DATA TO PROCESS -
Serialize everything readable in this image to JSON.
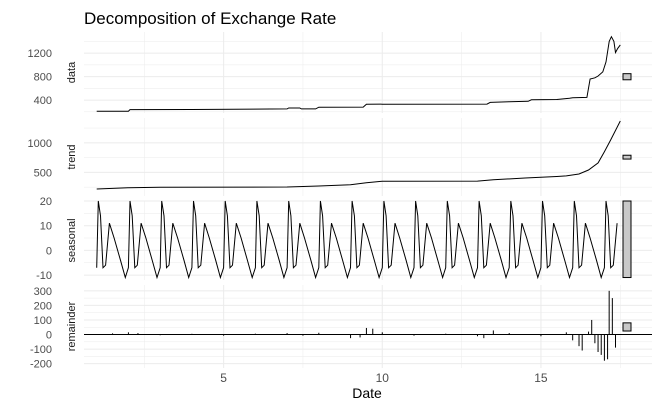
{
  "chart_data": {
    "type": "line",
    "title": "Decomposition of Exchange Rate",
    "xlabel": "Date",
    "xlim": [
      0.6,
      18.5
    ],
    "x_ticks": [
      "5",
      "10",
      "15"
    ],
    "x_tick_values": [
      5,
      10,
      15
    ],
    "background": "#ffffff",
    "grid": true,
    "grid_color": "#ebebeb",
    "line_color": "#000000",
    "range_bar_fill": "#c8c8c8",
    "panels": [
      {
        "name": "data",
        "ylim": [
          180,
          1560
        ],
        "y_ticks": [
          "400",
          "800",
          "1200"
        ],
        "y_tick_values": [
          400,
          800,
          1200
        ],
        "series": [
          {
            "x": 1.0,
            "y": 210
          },
          {
            "x": 2.0,
            "y": 210
          },
          {
            "x": 2.05,
            "y": 238
          },
          {
            "x": 4.0,
            "y": 240
          },
          {
            "x": 7.0,
            "y": 250
          },
          {
            "x": 7.05,
            "y": 265
          },
          {
            "x": 7.4,
            "y": 265
          },
          {
            "x": 7.45,
            "y": 250
          },
          {
            "x": 7.9,
            "y": 250
          },
          {
            "x": 8.0,
            "y": 278
          },
          {
            "x": 9.4,
            "y": 280
          },
          {
            "x": 9.5,
            "y": 330
          },
          {
            "x": 13.3,
            "y": 332
          },
          {
            "x": 13.4,
            "y": 360
          },
          {
            "x": 14.0,
            "y": 372
          },
          {
            "x": 14.6,
            "y": 380
          },
          {
            "x": 14.7,
            "y": 405
          },
          {
            "x": 15.5,
            "y": 410
          },
          {
            "x": 15.9,
            "y": 430
          },
          {
            "x": 16.0,
            "y": 440
          },
          {
            "x": 16.45,
            "y": 445
          },
          {
            "x": 16.55,
            "y": 760
          },
          {
            "x": 16.7,
            "y": 780
          },
          {
            "x": 16.8,
            "y": 810
          },
          {
            "x": 16.95,
            "y": 880
          },
          {
            "x": 17.05,
            "y": 1050
          },
          {
            "x": 17.15,
            "y": 1400
          },
          {
            "x": 17.22,
            "y": 1480
          },
          {
            "x": 17.3,
            "y": 1400
          },
          {
            "x": 17.35,
            "y": 1210
          },
          {
            "x": 17.42,
            "y": 1280
          },
          {
            "x": 17.5,
            "y": 1340
          }
        ],
        "range_bar": [
          746,
          850
        ]
      },
      {
        "name": "trend",
        "ylim": [
          100,
          1420
        ],
        "y_ticks": [
          "500",
          "1000"
        ],
        "y_tick_values": [
          500,
          1000
        ],
        "series": [
          {
            "x": 1.0,
            "y": 218
          },
          {
            "x": 2.0,
            "y": 240
          },
          {
            "x": 3.0,
            "y": 248
          },
          {
            "x": 7.0,
            "y": 252
          },
          {
            "x": 8.0,
            "y": 270
          },
          {
            "x": 9.0,
            "y": 292
          },
          {
            "x": 9.5,
            "y": 325
          },
          {
            "x": 10.0,
            "y": 350
          },
          {
            "x": 13.0,
            "y": 352
          },
          {
            "x": 13.5,
            "y": 375
          },
          {
            "x": 14.5,
            "y": 405
          },
          {
            "x": 15.5,
            "y": 430
          },
          {
            "x": 15.8,
            "y": 440
          },
          {
            "x": 16.2,
            "y": 472
          },
          {
            "x": 16.5,
            "y": 540
          },
          {
            "x": 16.8,
            "y": 660
          },
          {
            "x": 17.0,
            "y": 850
          },
          {
            "x": 17.2,
            "y": 1050
          },
          {
            "x": 17.5,
            "y": 1370
          }
        ],
        "range_bar": [
          725,
          790
        ]
      },
      {
        "name": "seasonal",
        "ylim": [
          -12,
          20
        ],
        "y_ticks": [
          "20",
          "10",
          "0",
          "-10"
        ],
        "y_tick_values": [
          20,
          10,
          0,
          -10
        ],
        "period": 1,
        "cycle_start": 1.0,
        "cycle_end": 17.5,
        "cycle_shape": [
          {
            "t": 0.0,
            "y": -7
          },
          {
            "t": 0.05,
            "y": 20
          },
          {
            "t": 0.12,
            "y": 14
          },
          {
            "t": 0.2,
            "y": -7
          },
          {
            "t": 0.28,
            "y": -6
          },
          {
            "t": 0.4,
            "y": 11
          },
          {
            "t": 0.55,
            "y": 5
          },
          {
            "t": 0.75,
            "y": -4
          },
          {
            "t": 0.9,
            "y": -11
          },
          {
            "t": 1.0,
            "y": -7
          }
        ],
        "range_bar": [
          -11,
          20
        ]
      },
      {
        "name": "remainder",
        "ylim": [
          -230,
          340
        ],
        "y_ticks": [
          "300",
          "200",
          "100",
          "0",
          "-100",
          "-200"
        ],
        "y_tick_values": [
          300,
          200,
          100,
          0,
          -100,
          -200
        ],
        "series": [
          {
            "x": 1.0,
            "y": 0
          },
          {
            "x": 1.5,
            "y": 8
          },
          {
            "x": 2.0,
            "y": 15
          },
          {
            "x": 2.3,
            "y": 10
          },
          {
            "x": 3.0,
            "y": -5
          },
          {
            "x": 4.0,
            "y": 5
          },
          {
            "x": 5.0,
            "y": -8
          },
          {
            "x": 6.0,
            "y": 6
          },
          {
            "x": 7.0,
            "y": 10
          },
          {
            "x": 7.5,
            "y": -8
          },
          {
            "x": 8.0,
            "y": 12
          },
          {
            "x": 9.0,
            "y": -25
          },
          {
            "x": 9.3,
            "y": -20
          },
          {
            "x": 9.5,
            "y": 45
          },
          {
            "x": 9.7,
            "y": 40
          },
          {
            "x": 10.0,
            "y": 15
          },
          {
            "x": 11.0,
            "y": -8
          },
          {
            "x": 12.0,
            "y": 6
          },
          {
            "x": 13.0,
            "y": -12
          },
          {
            "x": 13.2,
            "y": -25
          },
          {
            "x": 13.5,
            "y": 28
          },
          {
            "x": 14.0,
            "y": 10
          },
          {
            "x": 15.0,
            "y": -12
          },
          {
            "x": 15.8,
            "y": 15
          },
          {
            "x": 16.0,
            "y": -40
          },
          {
            "x": 16.2,
            "y": -80
          },
          {
            "x": 16.3,
            "y": -110
          },
          {
            "x": 16.5,
            "y": 20
          },
          {
            "x": 16.6,
            "y": 100
          },
          {
            "x": 16.7,
            "y": -60
          },
          {
            "x": 16.8,
            "y": -120
          },
          {
            "x": 16.9,
            "y": -140
          },
          {
            "x": 17.0,
            "y": -180
          },
          {
            "x": 17.1,
            "y": -170
          },
          {
            "x": 17.15,
            "y": 300
          },
          {
            "x": 17.25,
            "y": 250
          },
          {
            "x": 17.35,
            "y": -90
          },
          {
            "x": 17.5,
            "y": 0
          }
        ],
        "range_bar": [
          24,
          80
        ]
      }
    ]
  }
}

OBJECTIVE - Repeat the listing in full and exactly. Do not include any images.

SOLUTION FOR THIS PROBLEM -
Serialize everything readable in this image to JSON.
{
  "chart_data": {
    "type": "line",
    "title": "Decomposition of Exchange Rate",
    "xlabel": "Date",
    "xlim": [
      0.6,
      18.5
    ],
    "x_ticks": [
      "5",
      "10",
      "15"
    ],
    "x_tick_values": [
      5,
      10,
      15
    ],
    "background": "#ffffff",
    "grid": true,
    "grid_color": "#ebebeb",
    "line_color": "#000000",
    "range_bar_fill": "#c8c8c8",
    "panels": [
      {
        "name": "data",
        "ylim": [
          180,
          1560
        ],
        "y_ticks": [
          "400",
          "800",
          "1200"
        ],
        "y_tick_values": [
          400,
          800,
          1200
        ],
        "series": [
          {
            "x": 1.0,
            "y": 210
          },
          {
            "x": 2.0,
            "y": 210
          },
          {
            "x": 2.05,
            "y": 238
          },
          {
            "x": 4.0,
            "y": 240
          },
          {
            "x": 7.0,
            "y": 250
          },
          {
            "x": 7.05,
            "y": 265
          },
          {
            "x": 7.4,
            "y": 265
          },
          {
            "x": 7.45,
            "y": 250
          },
          {
            "x": 7.9,
            "y": 250
          },
          {
            "x": 8.0,
            "y": 278
          },
          {
            "x": 9.4,
            "y": 280
          },
          {
            "x": 9.5,
            "y": 330
          },
          {
            "x": 13.3,
            "y": 332
          },
          {
            "x": 13.4,
            "y": 360
          },
          {
            "x": 14.0,
            "y": 372
          },
          {
            "x": 14.6,
            "y": 380
          },
          {
            "x": 14.7,
            "y": 405
          },
          {
            "x": 15.5,
            "y": 410
          },
          {
            "x": 15.9,
            "y": 430
          },
          {
            "x": 16.0,
            "y": 440
          },
          {
            "x": 16.45,
            "y": 445
          },
          {
            "x": 16.55,
            "y": 760
          },
          {
            "x": 16.7,
            "y": 780
          },
          {
            "x": 16.8,
            "y": 810
          },
          {
            "x": 16.95,
            "y": 880
          },
          {
            "x": 17.05,
            "y": 1050
          },
          {
            "x": 17.15,
            "y": 1400
          },
          {
            "x": 17.22,
            "y": 1480
          },
          {
            "x": 17.3,
            "y": 1400
          },
          {
            "x": 17.35,
            "y": 1210
          },
          {
            "x": 17.42,
            "y": 1280
          },
          {
            "x": 17.5,
            "y": 1340
          }
        ],
        "range_bar": [
          746,
          850
        ]
      },
      {
        "name": "trend",
        "ylim": [
          100,
          1420
        ],
        "y_ticks": [
          "500",
          "1000"
        ],
        "y_tick_values": [
          500,
          1000
        ],
        "series": [
          {
            "x": 1.0,
            "y": 218
          },
          {
            "x": 2.0,
            "y": 240
          },
          {
            "x": 3.0,
            "y": 248
          },
          {
            "x": 7.0,
            "y": 252
          },
          {
            "x": 8.0,
            "y": 270
          },
          {
            "x": 9.0,
            "y": 292
          },
          {
            "x": 9.5,
            "y": 325
          },
          {
            "x": 10.0,
            "y": 350
          },
          {
            "x": 13.0,
            "y": 352
          },
          {
            "x": 13.5,
            "y": 375
          },
          {
            "x": 14.5,
            "y": 405
          },
          {
            "x": 15.5,
            "y": 430
          },
          {
            "x": 15.8,
            "y": 440
          },
          {
            "x": 16.2,
            "y": 472
          },
          {
            "x": 16.5,
            "y": 540
          },
          {
            "x": 16.8,
            "y": 660
          },
          {
            "x": 17.0,
            "y": 850
          },
          {
            "x": 17.2,
            "y": 1050
          },
          {
            "x": 17.5,
            "y": 1370
          }
        ],
        "range_bar": [
          725,
          790
        ]
      },
      {
        "name": "seasonal",
        "ylim": [
          -12,
          20
        ],
        "y_ticks": [
          "20",
          "10",
          "0",
          "-10"
        ],
        "y_tick_values": [
          20,
          10,
          0,
          -10
        ],
        "period": 1,
        "cycle_start": 1.0,
        "cycle_end": 17.5,
        "cycle_shape": [
          {
            "t": 0.0,
            "y": -7
          },
          {
            "t": 0.05,
            "y": 20
          },
          {
            "t": 0.12,
            "y": 14
          },
          {
            "t": 0.2,
            "y": -7
          },
          {
            "t": 0.28,
            "y": -6
          },
          {
            "t": 0.4,
            "y": 11
          },
          {
            "t": 0.55,
            "y": 5
          },
          {
            "t": 0.75,
            "y": -4
          },
          {
            "t": 0.9,
            "y": -11
          },
          {
            "t": 1.0,
            "y": -7
          }
        ],
        "range_bar": [
          -11,
          20
        ]
      },
      {
        "name": "remainder",
        "ylim": [
          -230,
          340
        ],
        "y_ticks": [
          "300",
          "200",
          "100",
          "0",
          "-100",
          "-200"
        ],
        "y_tick_values": [
          300,
          200,
          100,
          0,
          -100,
          -200
        ],
        "series": [
          {
            "x": 1.0,
            "y": 0
          },
          {
            "x": 1.5,
            "y": 8
          },
          {
            "x": 2.0,
            "y": 15
          },
          {
            "x": 2.3,
            "y": 10
          },
          {
            "x": 3.0,
            "y": -5
          },
          {
            "x": 4.0,
            "y": 5
          },
          {
            "x": 5.0,
            "y": -8
          },
          {
            "x": 6.0,
            "y": 6
          },
          {
            "x": 7.0,
            "y": 10
          },
          {
            "x": 7.5,
            "y": -8
          },
          {
            "x": 8.0,
            "y": 12
          },
          {
            "x": 9.0,
            "y": -25
          },
          {
            "x": 9.3,
            "y": -20
          },
          {
            "x": 9.5,
            "y": 45
          },
          {
            "x": 9.7,
            "y": 40
          },
          {
            "x": 10.0,
            "y": 15
          },
          {
            "x": 11.0,
            "y": -8
          },
          {
            "x": 12.0,
            "y": 6
          },
          {
            "x": 13.0,
            "y": -12
          },
          {
            "x": 13.2,
            "y": -25
          },
          {
            "x": 13.5,
            "y": 28
          },
          {
            "x": 14.0,
            "y": 10
          },
          {
            "x": 15.0,
            "y": -12
          },
          {
            "x": 15.8,
            "y": 15
          },
          {
            "x": 16.0,
            "y": -40
          },
          {
            "x": 16.2,
            "y": -80
          },
          {
            "x": 16.3,
            "y": -110
          },
          {
            "x": 16.5,
            "y": 20
          },
          {
            "x": 16.6,
            "y": 100
          },
          {
            "x": 16.7,
            "y": -60
          },
          {
            "x": 16.8,
            "y": -120
          },
          {
            "x": 16.9,
            "y": -140
          },
          {
            "x": 17.0,
            "y": -180
          },
          {
            "x": 17.1,
            "y": -170
          },
          {
            "x": 17.15,
            "y": 300
          },
          {
            "x": 17.25,
            "y": 250
          },
          {
            "x": 17.35,
            "y": -90
          },
          {
            "x": 17.5,
            "y": 0
          }
        ],
        "range_bar": [
          24,
          80
        ]
      }
    ]
  }
}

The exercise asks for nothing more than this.